Collection entries:
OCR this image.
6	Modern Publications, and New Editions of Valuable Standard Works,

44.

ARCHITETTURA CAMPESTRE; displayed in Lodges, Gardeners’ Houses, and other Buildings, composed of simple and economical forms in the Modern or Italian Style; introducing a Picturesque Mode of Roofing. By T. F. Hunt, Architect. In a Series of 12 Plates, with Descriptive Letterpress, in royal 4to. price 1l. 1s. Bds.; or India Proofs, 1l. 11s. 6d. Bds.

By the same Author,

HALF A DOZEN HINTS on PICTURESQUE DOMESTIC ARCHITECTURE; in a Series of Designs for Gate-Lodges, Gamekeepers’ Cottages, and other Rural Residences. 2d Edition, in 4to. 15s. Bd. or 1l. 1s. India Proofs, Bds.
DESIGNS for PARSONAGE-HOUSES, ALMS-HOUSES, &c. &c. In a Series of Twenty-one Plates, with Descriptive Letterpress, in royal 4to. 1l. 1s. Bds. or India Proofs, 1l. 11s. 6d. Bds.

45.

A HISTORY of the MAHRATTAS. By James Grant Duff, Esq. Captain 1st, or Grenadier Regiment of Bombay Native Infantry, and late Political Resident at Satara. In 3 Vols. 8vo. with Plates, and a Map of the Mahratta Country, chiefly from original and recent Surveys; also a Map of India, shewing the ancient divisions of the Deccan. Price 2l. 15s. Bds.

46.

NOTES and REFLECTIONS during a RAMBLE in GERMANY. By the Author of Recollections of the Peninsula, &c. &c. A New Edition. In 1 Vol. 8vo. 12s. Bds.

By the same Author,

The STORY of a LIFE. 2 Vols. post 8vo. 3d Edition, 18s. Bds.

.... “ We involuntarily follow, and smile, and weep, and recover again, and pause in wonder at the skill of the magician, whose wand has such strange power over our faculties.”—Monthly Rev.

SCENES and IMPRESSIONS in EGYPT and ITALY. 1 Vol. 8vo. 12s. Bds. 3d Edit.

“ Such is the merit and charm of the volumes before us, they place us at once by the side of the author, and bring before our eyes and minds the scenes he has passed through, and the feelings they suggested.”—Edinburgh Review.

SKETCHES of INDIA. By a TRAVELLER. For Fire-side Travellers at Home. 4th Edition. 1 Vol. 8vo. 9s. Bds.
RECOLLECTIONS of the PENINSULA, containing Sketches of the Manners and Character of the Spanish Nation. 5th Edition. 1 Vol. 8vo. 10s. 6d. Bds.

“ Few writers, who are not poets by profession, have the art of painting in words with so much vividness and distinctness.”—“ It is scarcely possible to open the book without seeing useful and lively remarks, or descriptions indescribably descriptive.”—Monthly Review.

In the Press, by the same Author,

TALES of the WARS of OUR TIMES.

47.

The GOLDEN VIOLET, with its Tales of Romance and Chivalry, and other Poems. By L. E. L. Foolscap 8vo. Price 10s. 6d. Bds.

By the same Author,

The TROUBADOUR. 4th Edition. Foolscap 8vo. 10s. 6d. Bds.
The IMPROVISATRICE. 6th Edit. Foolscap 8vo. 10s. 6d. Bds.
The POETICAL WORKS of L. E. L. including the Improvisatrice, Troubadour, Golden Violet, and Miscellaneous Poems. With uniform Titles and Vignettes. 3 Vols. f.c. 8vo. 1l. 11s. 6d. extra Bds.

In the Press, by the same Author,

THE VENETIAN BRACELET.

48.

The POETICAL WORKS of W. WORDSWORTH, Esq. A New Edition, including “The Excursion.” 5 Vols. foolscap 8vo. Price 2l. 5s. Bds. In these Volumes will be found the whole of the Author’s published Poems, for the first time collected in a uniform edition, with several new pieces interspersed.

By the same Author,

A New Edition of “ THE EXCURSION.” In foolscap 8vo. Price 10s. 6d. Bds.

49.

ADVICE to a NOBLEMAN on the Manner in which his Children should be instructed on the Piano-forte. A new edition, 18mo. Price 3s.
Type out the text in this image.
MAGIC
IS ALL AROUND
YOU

What you have to do :: Extract all of the material exactly as it is written.

Solved exercise ::
OCR this image.
6	Modern Publications, and New Editions of Valuable Standard Works,

44.

ARCHITETTURA CAMPESTRE; displayed in Lodges, Gardeners’ Houses, and other Buildings, composed of simple and economical forms in the Modern or Italian Style; introducing a Picturesque Mode of Roofing. By T. F. Hunt, Architect. In a Series of 12 Plates, with Descriptive Letterpress, in royal 4to. price 1l. 1s. Bds.; or India Proofs, 1l. 11s. 6d. Bds.

By the same Author,

HALF A DOZEN HINTS on PICTURESQUE DOMESTIC ARCHITECTURE; in a Series of Designs for Gate-Lodges, Gamekeepers’ Cottages, and other Rural Residences. 2d Edition, in 4to. 15s. Bd. or 1l. 1s. India Proofs, Bds.
DESIGNS for PARSONAGE-HOUSES, ALMS-HOUSES, &c. &c. In a Series of Twenty-one Plates, with Descriptive Letterpress, in royal 4to. 1l. 1s. Bds. or India Proofs, 1l. 11s. 6d. Bds.

45.

A HISTORY of the MAHRATTAS. By James Grant Duff, Esq. Captain 1st, or Grenadier Regiment of Bombay Native Infantry, and late Political Resident at Satara. In 3 Vols. 8vo. with Plates, and a Map of the Mahratta Country, chiefly from original and recent Surveys; also a Map of India, shewing the ancient divisions of the Deccan. Price 2l. 15s. Bds.

46.

NOTES and REFLECTIONS during a RAMBLE in GERMANY. By the Author of Recollections of the Peninsula, &c. &c. A New Edition. In 1 Vol. 8vo. 12s. Bds.

By the same Author,

The STORY of a LIFE. 2 Vols. post 8vo. 3d Edition, 18s. Bds.

.... “ We involuntarily follow, and smile, and weep, and recover again, and pause in wonder at the skill of the magician, whose wand has such strange power over our faculties.”—Monthly Rev.

SCENES and IMPRESSIONS in EGYPT and ITALY. 1 Vol. 8vo. 12s. Bds. 3d Edit.

“ Such is the merit and charm of the volumes before us, they place us at once by the side of the author, and bring before our eyes and minds the scenes he has passed through, and the feelings they suggested.”—Edinburgh Review.

SKETCHES of INDIA. By a TRAVELLER. For Fire-side Travellers at Home. 4th Edition. 1 Vol. 8vo. 9s. Bds.
RECOLLECTIONS of the PENINSULA, containing Sketches of the Manners and Character of the Spanish Nation. 5th Edition. 1 Vol. 8vo. 10s. 6d. Bds.

“ Few writers, who are not poets by profession, have the art of painting in words with so much vividness and distinctness.”—“ It is scarcely possible to open the book without seeing useful and lively remarks, or descriptions indescribably descriptive.”—Monthly Review.

In the Press, by the same Author,

TALES of the WARS of OUR TIMES.

47.

The GOLDEN VIOLET, with its Tales of Romance and Chivalry, and other Poems. By L. E. L. Foolscap 8vo. Price 10s. 6d. Bds.

By the same Author,

The TROUBADOUR. 4th Edition. Foolscap 8vo. 10s. 6d. Bds.
The IMPROVISATRICE. 6th Edit. Foolscap 8vo. 10s. 6d. Bds.
The POETICAL WORKS of L. E. L. including the Improvisatrice, Troubadour, Golden Violet, and Miscellaneous Poems. With uniform Titles and Vignettes. 3 Vols. f.c. 8vo. 1l. 11s. 6d. extra Bds.

In the Press, by the same Author,

THE VENETIAN BRACELET.

48.

The POETICAL WORKS of W. WORDSWORTH, Esq. A New Edition, including “The Excursion.” 5 Vols. foolscap 8vo. Price 2l. 5s. Bds. In these Volumes will be found the whole of the Author’s published Poems, for the first time collected in a uniform edition, with several new pieces interspersed.

By the same Author,

A New Edition of “ THE EXCURSION.” In foolscap 8vo. Price 10s. 6d. Bds.

49.

ADVICE to a NOBLEMAN on the Manner in which his Children should be instructed on the Piano-forte. A new edition, 18mo. Price 3s.
Type out the text in this image.
MAGIC
IS ALL AROUND
YOU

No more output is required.